Learning Unix for OS X, 2nd Edition

by Alpha01

Learning Unix for OS X is an easy to learn introduction to the Unix command line. Since Bash is the default shell Apple ships OS X with, all examples in this book are done using the Bash shell. This book will basically hold your hand through the entire process of learning how to work in the command line environment. You’ll learn simple things like creating files and directories, working with symlinks and hardlinks, shell aliases, shell I/O, Unix pipes, and a generic overview of the Unix file system directory structure. Perhaps one of the most important things someone can get out of this book is learning how to use Vi/Vim. This book will teach you the basics of Vim, ie; editing new or existing files, searching/replace text, etc.

I was pleasantly surprised that this book covered basic network command line utilities like ssh and curl. If anything, it would’ve been helpful if it also mentioned rsync, given how incredibly useful that program is.

**Short task a**:
In the book review, swap "Bash" for "Zsh" and write out the passage that opens with the words containing "Learning Unix for OS X, 2nd" and closes with "searching/replace text, etc.".

**Materials provided**:
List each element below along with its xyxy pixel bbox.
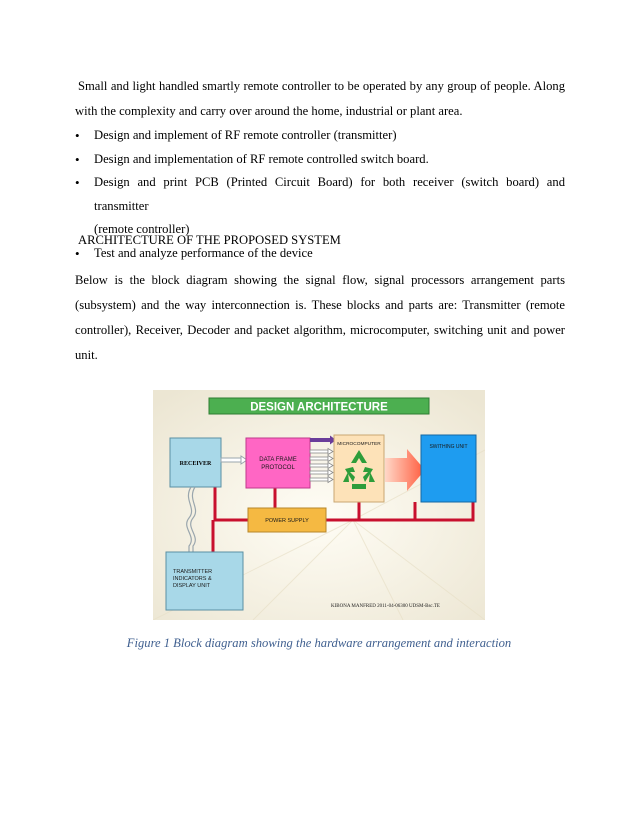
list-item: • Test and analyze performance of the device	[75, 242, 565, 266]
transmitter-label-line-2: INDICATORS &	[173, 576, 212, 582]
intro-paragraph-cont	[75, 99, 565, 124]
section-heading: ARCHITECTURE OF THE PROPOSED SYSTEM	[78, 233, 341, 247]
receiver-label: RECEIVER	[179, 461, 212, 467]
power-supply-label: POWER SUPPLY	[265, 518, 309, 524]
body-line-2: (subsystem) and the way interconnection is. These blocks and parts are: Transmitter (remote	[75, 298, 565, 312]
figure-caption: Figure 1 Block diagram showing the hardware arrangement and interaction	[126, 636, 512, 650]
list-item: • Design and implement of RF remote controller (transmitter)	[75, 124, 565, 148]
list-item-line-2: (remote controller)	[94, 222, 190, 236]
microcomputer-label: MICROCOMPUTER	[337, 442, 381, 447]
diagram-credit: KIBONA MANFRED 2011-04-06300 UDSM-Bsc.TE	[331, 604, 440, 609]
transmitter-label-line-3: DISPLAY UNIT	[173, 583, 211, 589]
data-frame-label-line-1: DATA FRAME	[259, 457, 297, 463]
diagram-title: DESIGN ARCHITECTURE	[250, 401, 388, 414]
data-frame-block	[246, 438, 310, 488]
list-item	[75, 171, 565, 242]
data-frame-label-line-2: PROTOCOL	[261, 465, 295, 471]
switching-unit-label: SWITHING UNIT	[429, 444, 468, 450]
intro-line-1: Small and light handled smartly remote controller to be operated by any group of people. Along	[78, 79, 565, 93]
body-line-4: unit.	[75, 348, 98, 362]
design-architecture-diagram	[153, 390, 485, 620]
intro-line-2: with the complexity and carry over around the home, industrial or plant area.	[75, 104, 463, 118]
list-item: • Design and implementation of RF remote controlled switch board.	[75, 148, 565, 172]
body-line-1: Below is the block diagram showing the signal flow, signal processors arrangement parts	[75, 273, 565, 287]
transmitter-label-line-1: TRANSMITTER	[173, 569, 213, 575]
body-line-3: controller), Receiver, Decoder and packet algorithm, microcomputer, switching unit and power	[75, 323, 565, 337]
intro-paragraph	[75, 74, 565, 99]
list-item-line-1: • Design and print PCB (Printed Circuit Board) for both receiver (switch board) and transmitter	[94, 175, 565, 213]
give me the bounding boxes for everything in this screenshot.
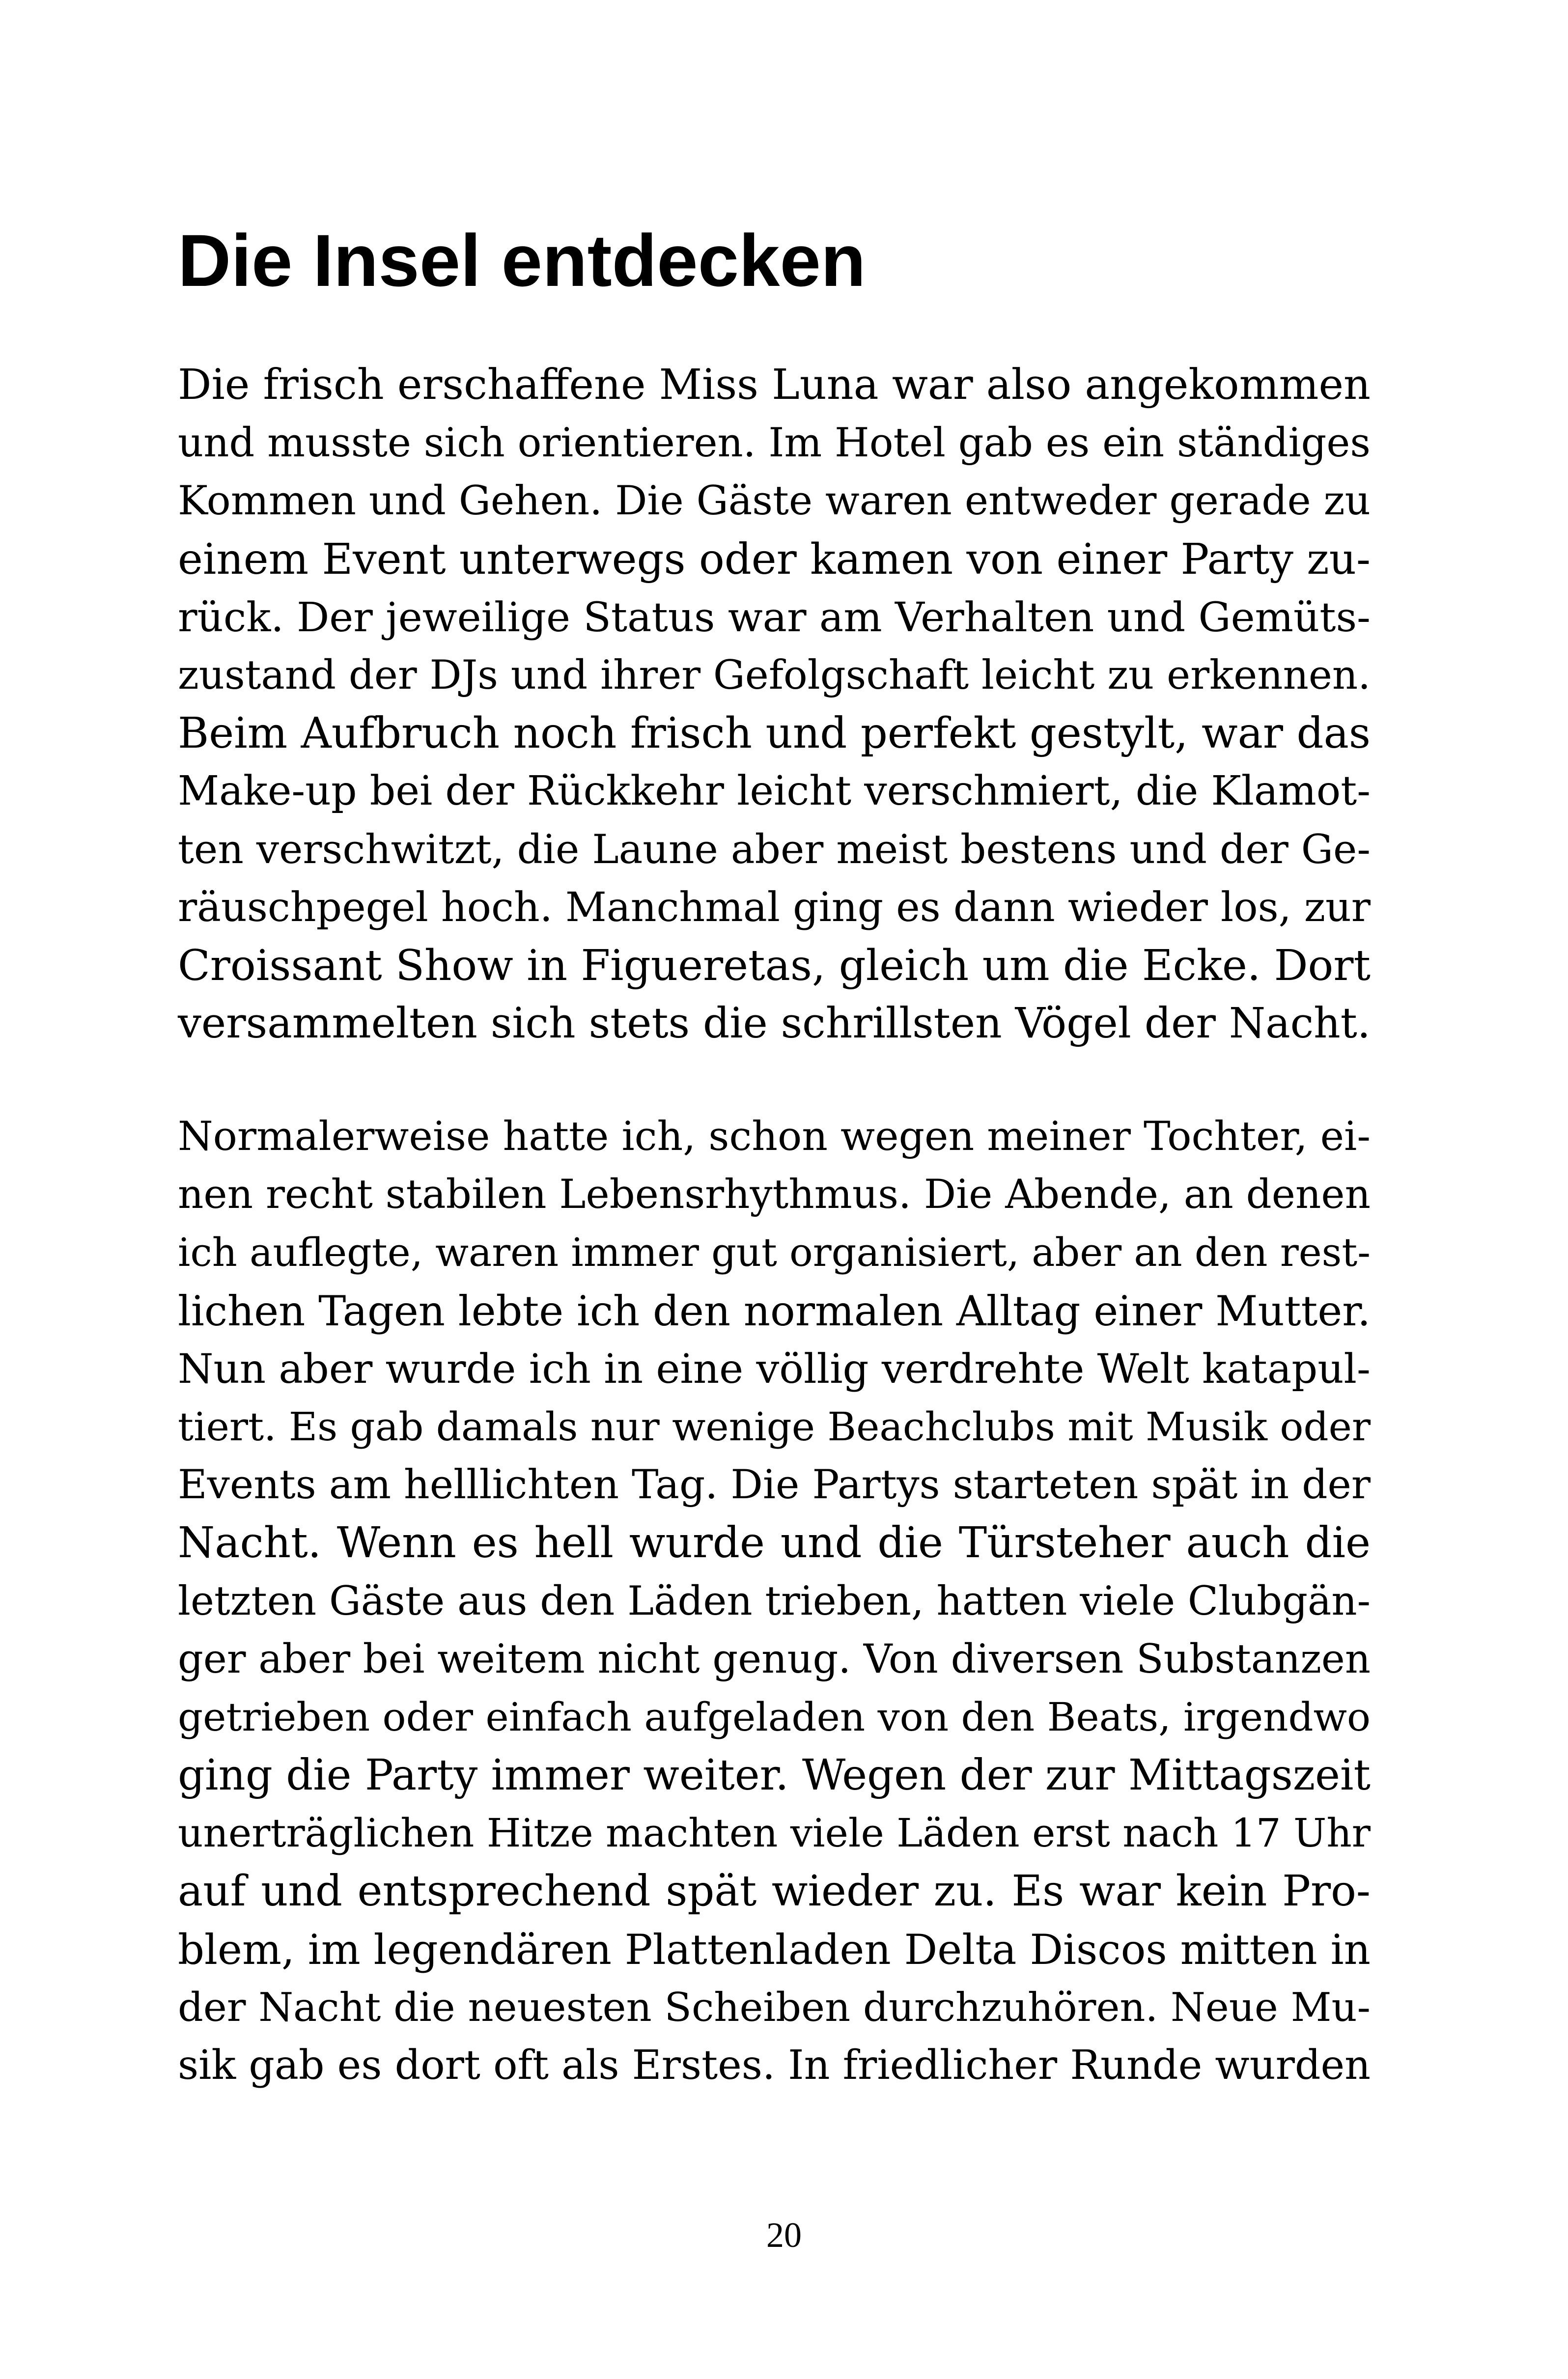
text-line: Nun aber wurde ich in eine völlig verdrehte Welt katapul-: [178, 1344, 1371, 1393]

**Short task b**:
From the entries, copy word for word the part that opens with the line containing "list-item: • Test" and closes with the line containing "figure-caption: Figure 1", including both of those lines.

**Exercise output a**:
Learning Unix for OS X, 2nd Edition

by Alpha01

Learning Unix for OS X is an easy to learn introduction to the Unix command line. Since Zsh is the default shell Apple ships OS X with, all examples in this book are done using the Zsh shell. This book will basically hold your hand through the entire process of learning how to work in the command line environment. You’ll learn simple things like creating files and directories, working with symlinks and hardlinks, shell aliases, shell I/O, Unix pipes, and a generic overview of the Unix file system directory structure. Perhaps one of the most important things someone can get out of this book is learning how to use Vi/Vim. This book will teach you the basics of Vim, ie; editing new or existing files, searching/replace text, etc.

**Exercise output b**:
list-item: • Test and analyze performance of the device	[75, 242, 565, 266]
transmitter-label-line-2: INDICATORS &	[173, 576, 212, 582]
intro-paragraph-cont	[75, 99, 565, 124]
section-heading: ARCHITECTURE OF THE PROPOSED SYSTEM	[78, 233, 341, 247]
receiver-label: RECEIVER	[179, 461, 212, 467]
power-supply-label: POWER SUPPLY	[265, 518, 309, 524]
body-line-2: (subsystem) and the way interconnection is. These blocks and parts are: Transmitter (remote	[75, 298, 565, 312]
figure-caption: Figure 1 Block diagram showing the hardware arrangement and interaction	[126, 636, 512, 650]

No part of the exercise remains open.